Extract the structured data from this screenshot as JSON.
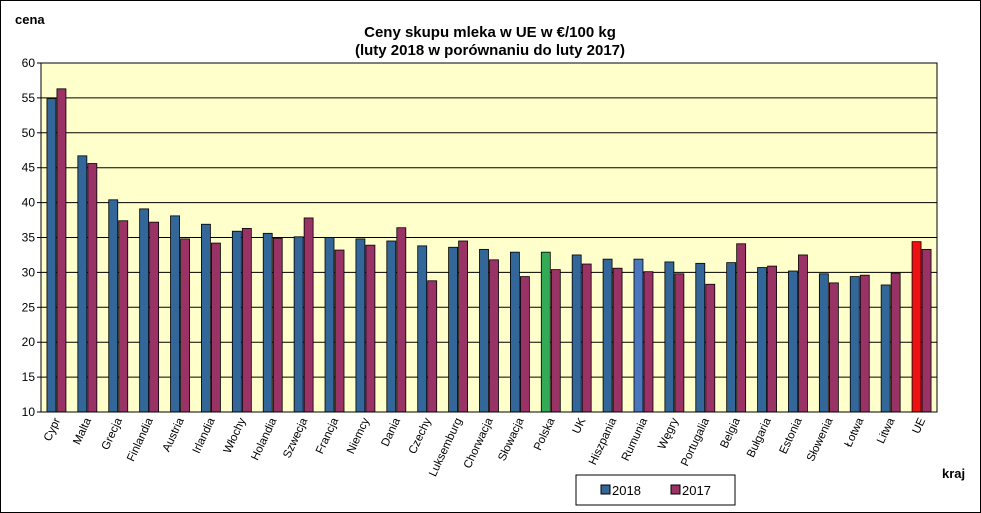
{
  "chart_data": {
    "type": "bar",
    "title": "Ceny skupu mleka  w UE w €/100 kg",
    "subtitle": "(luty 2018 w porównaniu do luty 2017)",
    "ylabel": "cena",
    "xlabel": "kraj",
    "ylim": [
      10,
      60
    ],
    "yticks": [
      10,
      15,
      20,
      25,
      30,
      35,
      40,
      45,
      50,
      55,
      60
    ],
    "grid": true,
    "legend_position": "bottom",
    "plot_background": "#ffffcc",
    "categories": [
      "Cypr",
      "Malta",
      "Grecja",
      "Finlandia",
      "Austria",
      "Irlandia",
      "Włochy",
      "Holandia",
      "Szwecja",
      "Francja",
      "Niemcy",
      "Dania",
      "Czechy",
      "Luksemburg",
      "Chorwacja",
      "Słowacja",
      "Polska",
      "UK",
      "Hiszpania",
      "Rumunia",
      "Węgry",
      "Portugalia",
      "Belgia",
      "Bułgaria",
      "Estonia",
      "Słowenia",
      "Łotwa",
      "Litwa",
      "UE"
    ],
    "series": [
      {
        "name": "2018",
        "color": "#336699",
        "values": [
          54.9,
          46.7,
          40.4,
          39.1,
          38.1,
          36.9,
          35.9,
          35.6,
          35.1,
          35.0,
          34.8,
          34.5,
          33.8,
          33.6,
          33.3,
          32.9,
          32.9,
          32.5,
          31.9,
          31.9,
          31.5,
          31.3,
          31.4,
          30.7,
          30.2,
          29.8,
          29.4,
          28.2,
          34.4
        ]
      },
      {
        "name": "2017",
        "color": "#993366",
        "values": [
          56.3,
          45.6,
          37.4,
          37.2,
          34.8,
          34.2,
          36.3,
          34.9,
          37.8,
          33.2,
          33.9,
          36.4,
          28.8,
          34.5,
          31.8,
          29.4,
          30.4,
          31.2,
          30.6,
          30.1,
          29.8,
          28.3,
          34.1,
          30.9,
          32.5,
          28.5,
          29.6,
          29.9,
          33.3
        ]
      }
    ],
    "highlight": {
      "Polska": "#33aa55",
      "Rumunia": "#4b77be",
      "UE": "#ee1111"
    }
  }
}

§ **WRITTEN EXERCISE**
Without including any picture, repeat the data exactly.

§ **EXERCISE SOLUTION**
Extract the structured data from this screenshot as JSON.
{
  "chart_data": {
    "type": "bar",
    "title": "Ceny skupu mleka  w UE w €/100 kg",
    "subtitle": "(luty 2018 w porównaniu do luty 2017)",
    "ylabel": "cena",
    "xlabel": "kraj",
    "ylim": [
      10,
      60
    ],
    "yticks": [
      10,
      15,
      20,
      25,
      30,
      35,
      40,
      45,
      50,
      55,
      60
    ],
    "grid": true,
    "legend_position": "bottom",
    "plot_background": "#ffffcc",
    "categories": [
      "Cypr",
      "Malta",
      "Grecja",
      "Finlandia",
      "Austria",
      "Irlandia",
      "Włochy",
      "Holandia",
      "Szwecja",
      "Francja",
      "Niemcy",
      "Dania",
      "Czechy",
      "Luksemburg",
      "Chorwacja",
      "Słowacja",
      "Polska",
      "UK",
      "Hiszpania",
      "Rumunia",
      "Węgry",
      "Portugalia",
      "Belgia",
      "Bułgaria",
      "Estonia",
      "Słowenia",
      "Łotwa",
      "Litwa",
      "UE"
    ],
    "series": [
      {
        "name": "2018",
        "color": "#336699",
        "values": [
          54.9,
          46.7,
          40.4,
          39.1,
          38.1,
          36.9,
          35.9,
          35.6,
          35.1,
          35.0,
          34.8,
          34.5,
          33.8,
          33.6,
          33.3,
          32.9,
          32.9,
          32.5,
          31.9,
          31.9,
          31.5,
          31.3,
          31.4,
          30.7,
          30.2,
          29.8,
          29.4,
          28.2,
          34.4
        ]
      },
      {
        "name": "2017",
        "color": "#993366",
        "values": [
          56.3,
          45.6,
          37.4,
          37.2,
          34.8,
          34.2,
          36.3,
          34.9,
          37.8,
          33.2,
          33.9,
          36.4,
          28.8,
          34.5,
          31.8,
          29.4,
          30.4,
          31.2,
          30.6,
          30.1,
          29.8,
          28.3,
          34.1,
          30.9,
          32.5,
          28.5,
          29.6,
          29.9,
          33.3
        ]
      }
    ],
    "highlight": {
      "Polska": "#33aa55",
      "Rumunia": "#4b77be",
      "UE": "#ee1111"
    }
  }
}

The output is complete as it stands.